** Start **

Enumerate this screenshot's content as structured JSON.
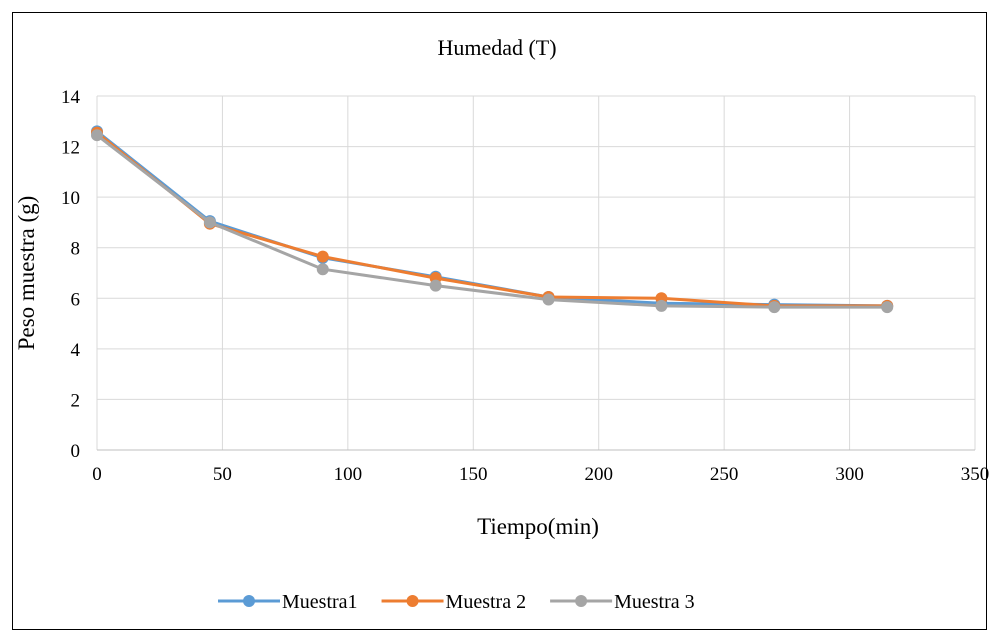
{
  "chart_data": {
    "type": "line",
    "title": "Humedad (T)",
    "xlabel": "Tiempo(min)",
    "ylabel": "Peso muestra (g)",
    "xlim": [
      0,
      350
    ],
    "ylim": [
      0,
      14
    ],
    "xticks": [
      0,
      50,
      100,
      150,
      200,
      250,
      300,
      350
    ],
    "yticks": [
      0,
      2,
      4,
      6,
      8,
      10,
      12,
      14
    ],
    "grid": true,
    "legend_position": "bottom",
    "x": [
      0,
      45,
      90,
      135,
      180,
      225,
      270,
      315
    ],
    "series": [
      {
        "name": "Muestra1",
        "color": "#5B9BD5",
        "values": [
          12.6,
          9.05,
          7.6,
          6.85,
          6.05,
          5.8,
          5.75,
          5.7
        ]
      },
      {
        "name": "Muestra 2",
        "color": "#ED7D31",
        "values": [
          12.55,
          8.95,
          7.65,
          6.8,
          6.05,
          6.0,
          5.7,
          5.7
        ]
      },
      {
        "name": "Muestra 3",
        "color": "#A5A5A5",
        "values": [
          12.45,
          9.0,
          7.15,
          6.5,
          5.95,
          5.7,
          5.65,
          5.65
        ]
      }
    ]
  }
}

** End **
** Start **

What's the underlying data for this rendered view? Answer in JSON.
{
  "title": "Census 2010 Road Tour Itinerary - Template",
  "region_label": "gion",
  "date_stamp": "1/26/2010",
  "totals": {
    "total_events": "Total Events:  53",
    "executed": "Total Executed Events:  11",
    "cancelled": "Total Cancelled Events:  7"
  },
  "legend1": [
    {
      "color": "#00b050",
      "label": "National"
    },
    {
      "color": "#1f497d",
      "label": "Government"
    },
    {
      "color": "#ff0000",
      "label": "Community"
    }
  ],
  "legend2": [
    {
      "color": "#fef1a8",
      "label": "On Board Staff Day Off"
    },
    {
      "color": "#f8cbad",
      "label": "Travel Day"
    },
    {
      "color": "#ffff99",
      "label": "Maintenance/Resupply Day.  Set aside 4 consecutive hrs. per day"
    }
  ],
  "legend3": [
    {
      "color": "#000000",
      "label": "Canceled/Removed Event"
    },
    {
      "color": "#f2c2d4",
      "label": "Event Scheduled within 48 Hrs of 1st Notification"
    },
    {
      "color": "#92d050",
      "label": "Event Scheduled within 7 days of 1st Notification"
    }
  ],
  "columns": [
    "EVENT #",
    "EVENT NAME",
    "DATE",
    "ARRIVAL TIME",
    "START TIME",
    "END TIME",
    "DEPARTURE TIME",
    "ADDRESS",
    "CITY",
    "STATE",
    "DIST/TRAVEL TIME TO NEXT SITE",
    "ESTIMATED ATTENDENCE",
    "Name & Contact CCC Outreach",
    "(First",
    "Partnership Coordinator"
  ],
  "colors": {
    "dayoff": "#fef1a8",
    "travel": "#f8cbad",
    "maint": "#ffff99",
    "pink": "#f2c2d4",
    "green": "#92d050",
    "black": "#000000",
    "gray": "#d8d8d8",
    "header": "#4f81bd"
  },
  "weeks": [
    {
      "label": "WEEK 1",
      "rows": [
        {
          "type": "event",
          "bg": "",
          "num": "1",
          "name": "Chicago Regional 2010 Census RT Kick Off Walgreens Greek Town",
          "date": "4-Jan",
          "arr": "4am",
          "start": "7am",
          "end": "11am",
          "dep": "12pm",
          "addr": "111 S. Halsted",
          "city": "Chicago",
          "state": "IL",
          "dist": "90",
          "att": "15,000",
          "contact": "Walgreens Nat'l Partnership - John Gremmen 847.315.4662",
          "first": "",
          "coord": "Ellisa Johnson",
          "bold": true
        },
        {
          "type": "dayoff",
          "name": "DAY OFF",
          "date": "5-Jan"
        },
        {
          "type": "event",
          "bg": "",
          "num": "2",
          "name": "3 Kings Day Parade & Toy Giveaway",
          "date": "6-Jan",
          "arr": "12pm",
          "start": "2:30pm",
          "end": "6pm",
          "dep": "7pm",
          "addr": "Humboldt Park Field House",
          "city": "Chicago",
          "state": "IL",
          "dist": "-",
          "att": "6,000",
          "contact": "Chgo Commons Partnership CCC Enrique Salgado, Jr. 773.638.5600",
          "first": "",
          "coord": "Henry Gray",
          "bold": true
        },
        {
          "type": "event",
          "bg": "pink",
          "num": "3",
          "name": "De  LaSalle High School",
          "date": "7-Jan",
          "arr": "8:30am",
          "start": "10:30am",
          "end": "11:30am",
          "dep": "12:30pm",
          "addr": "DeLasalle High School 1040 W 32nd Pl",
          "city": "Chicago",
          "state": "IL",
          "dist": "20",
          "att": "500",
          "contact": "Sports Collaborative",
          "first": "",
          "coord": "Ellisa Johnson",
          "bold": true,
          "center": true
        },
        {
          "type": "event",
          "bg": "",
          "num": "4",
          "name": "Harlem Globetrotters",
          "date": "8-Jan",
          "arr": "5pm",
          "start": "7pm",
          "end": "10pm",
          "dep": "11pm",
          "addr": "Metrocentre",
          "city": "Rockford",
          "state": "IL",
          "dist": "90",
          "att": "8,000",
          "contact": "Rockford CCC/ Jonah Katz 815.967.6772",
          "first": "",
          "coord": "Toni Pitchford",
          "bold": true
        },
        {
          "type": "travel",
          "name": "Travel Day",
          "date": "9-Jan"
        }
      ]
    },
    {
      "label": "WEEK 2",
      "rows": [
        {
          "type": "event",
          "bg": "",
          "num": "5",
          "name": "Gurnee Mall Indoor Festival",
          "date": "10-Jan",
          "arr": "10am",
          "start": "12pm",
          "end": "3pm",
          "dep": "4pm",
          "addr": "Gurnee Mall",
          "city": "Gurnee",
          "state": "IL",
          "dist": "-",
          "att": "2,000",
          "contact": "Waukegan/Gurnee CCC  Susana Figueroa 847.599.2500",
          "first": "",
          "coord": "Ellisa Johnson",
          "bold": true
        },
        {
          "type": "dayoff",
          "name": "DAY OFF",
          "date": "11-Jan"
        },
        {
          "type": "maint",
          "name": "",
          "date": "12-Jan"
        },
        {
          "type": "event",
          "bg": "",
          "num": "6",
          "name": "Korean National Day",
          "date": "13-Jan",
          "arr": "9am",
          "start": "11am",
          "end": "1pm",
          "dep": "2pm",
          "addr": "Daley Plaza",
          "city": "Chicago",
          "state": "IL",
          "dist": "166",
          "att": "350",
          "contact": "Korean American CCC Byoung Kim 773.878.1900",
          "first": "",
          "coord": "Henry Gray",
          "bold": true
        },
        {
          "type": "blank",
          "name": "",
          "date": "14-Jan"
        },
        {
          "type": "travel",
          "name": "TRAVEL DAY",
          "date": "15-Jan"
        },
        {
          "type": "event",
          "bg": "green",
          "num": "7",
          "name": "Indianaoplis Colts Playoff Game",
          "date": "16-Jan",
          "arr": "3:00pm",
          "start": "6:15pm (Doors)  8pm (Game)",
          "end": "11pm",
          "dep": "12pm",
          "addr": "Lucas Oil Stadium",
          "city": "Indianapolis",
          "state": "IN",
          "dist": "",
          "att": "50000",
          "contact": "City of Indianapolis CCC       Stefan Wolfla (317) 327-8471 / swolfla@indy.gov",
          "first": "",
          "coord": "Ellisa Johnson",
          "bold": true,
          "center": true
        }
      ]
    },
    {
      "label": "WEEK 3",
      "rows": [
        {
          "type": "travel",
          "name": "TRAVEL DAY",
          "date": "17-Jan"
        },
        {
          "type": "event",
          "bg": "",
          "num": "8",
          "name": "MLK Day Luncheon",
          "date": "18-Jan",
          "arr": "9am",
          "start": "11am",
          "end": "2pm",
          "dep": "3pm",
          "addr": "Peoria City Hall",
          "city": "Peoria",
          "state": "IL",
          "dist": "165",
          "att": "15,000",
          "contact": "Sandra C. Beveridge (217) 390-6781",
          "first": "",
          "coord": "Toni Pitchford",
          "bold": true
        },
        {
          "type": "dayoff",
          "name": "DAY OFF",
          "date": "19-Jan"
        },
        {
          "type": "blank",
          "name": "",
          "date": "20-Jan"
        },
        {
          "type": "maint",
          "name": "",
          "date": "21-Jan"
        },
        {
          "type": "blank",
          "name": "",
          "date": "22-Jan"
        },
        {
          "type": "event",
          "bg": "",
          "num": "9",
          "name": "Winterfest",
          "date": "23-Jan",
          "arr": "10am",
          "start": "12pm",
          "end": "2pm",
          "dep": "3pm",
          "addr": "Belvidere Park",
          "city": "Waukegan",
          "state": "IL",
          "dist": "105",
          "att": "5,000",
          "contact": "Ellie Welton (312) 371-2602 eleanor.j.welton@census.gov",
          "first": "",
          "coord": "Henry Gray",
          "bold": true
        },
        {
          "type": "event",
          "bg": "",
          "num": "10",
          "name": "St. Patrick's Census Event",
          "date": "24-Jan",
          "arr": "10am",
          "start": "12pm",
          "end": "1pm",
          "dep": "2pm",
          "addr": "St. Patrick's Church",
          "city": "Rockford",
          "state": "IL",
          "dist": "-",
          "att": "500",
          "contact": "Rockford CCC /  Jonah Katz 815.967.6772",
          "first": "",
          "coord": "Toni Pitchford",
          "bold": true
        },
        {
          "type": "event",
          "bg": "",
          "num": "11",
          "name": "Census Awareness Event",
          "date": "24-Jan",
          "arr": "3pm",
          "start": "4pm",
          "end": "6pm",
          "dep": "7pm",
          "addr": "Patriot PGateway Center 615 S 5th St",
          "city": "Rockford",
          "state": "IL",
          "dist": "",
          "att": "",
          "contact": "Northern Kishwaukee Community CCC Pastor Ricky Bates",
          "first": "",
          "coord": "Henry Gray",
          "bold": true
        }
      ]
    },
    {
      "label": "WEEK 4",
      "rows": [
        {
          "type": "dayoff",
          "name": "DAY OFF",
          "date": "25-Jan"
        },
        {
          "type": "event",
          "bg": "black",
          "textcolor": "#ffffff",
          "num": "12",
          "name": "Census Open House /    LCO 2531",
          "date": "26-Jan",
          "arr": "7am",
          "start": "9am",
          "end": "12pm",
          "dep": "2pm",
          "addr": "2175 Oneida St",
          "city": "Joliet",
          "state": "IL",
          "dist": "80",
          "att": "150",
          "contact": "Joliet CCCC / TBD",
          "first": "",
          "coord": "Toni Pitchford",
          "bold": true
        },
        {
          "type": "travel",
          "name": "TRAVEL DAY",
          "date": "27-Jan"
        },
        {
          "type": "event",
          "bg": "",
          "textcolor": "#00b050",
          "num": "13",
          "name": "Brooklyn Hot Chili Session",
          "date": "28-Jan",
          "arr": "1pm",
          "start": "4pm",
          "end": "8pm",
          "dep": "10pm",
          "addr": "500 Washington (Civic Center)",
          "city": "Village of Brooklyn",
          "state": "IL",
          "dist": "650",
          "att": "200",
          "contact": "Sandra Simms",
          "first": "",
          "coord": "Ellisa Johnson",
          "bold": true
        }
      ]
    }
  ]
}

** End **
** Start **

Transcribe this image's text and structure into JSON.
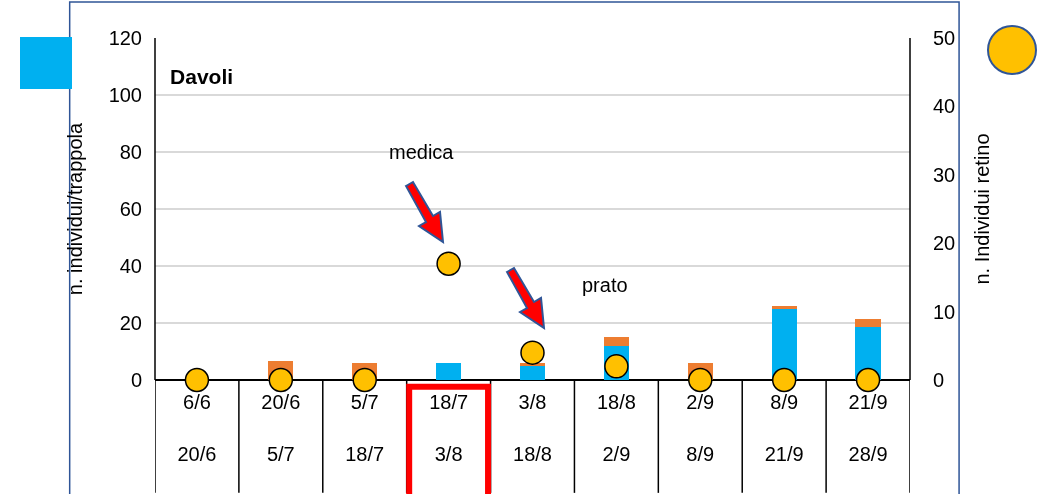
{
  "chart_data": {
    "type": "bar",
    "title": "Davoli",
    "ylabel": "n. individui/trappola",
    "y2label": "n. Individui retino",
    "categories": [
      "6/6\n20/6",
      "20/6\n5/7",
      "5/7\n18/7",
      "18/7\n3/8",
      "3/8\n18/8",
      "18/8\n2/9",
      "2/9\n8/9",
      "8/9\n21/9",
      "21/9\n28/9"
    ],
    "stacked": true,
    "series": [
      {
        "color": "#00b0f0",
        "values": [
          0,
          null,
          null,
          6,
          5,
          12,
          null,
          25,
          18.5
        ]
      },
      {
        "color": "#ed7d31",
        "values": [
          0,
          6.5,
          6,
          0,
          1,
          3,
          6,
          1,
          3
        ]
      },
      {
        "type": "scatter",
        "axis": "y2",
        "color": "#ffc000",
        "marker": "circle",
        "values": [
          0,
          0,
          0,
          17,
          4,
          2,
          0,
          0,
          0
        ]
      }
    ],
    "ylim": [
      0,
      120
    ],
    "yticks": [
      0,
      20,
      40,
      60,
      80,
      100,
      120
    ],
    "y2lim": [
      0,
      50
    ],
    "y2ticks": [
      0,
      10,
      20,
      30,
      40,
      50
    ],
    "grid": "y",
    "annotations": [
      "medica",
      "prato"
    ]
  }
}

** End **

_EXERCISE_: Count the lines that include the word "Walgreens" and state the result as a bare number.

_TASK OUTPUT_: 2